- **WHAT TO PRODUCE**
Below is a listing. Gather each line of it that contains "screenshot".

◇ ◇ ◇

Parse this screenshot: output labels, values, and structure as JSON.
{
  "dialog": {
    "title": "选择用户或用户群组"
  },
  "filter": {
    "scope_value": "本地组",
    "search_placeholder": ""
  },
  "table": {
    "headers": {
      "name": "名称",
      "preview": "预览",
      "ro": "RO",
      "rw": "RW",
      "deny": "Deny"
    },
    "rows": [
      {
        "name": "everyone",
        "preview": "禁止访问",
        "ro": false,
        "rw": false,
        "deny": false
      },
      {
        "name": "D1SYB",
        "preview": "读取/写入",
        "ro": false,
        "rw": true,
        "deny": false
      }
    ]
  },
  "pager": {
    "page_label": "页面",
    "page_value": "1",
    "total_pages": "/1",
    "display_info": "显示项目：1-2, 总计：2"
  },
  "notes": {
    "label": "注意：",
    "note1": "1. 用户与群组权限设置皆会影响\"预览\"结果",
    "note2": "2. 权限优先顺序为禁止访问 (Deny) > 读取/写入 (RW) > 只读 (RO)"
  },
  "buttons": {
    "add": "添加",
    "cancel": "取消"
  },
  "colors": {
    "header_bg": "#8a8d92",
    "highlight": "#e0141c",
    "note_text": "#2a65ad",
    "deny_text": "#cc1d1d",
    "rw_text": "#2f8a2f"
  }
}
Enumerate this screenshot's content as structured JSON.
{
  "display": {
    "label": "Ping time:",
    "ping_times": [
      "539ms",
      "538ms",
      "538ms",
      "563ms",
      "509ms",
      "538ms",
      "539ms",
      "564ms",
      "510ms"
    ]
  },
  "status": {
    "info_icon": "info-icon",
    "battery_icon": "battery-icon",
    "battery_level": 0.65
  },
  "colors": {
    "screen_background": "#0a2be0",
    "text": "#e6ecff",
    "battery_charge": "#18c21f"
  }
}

◇ ◇ ◇

- **OUTPUT OF THE EXERCISE**
Parse this screenshot: output labels, values, and structure as JSON.
Enumerate this screenshot's content as structured JSON.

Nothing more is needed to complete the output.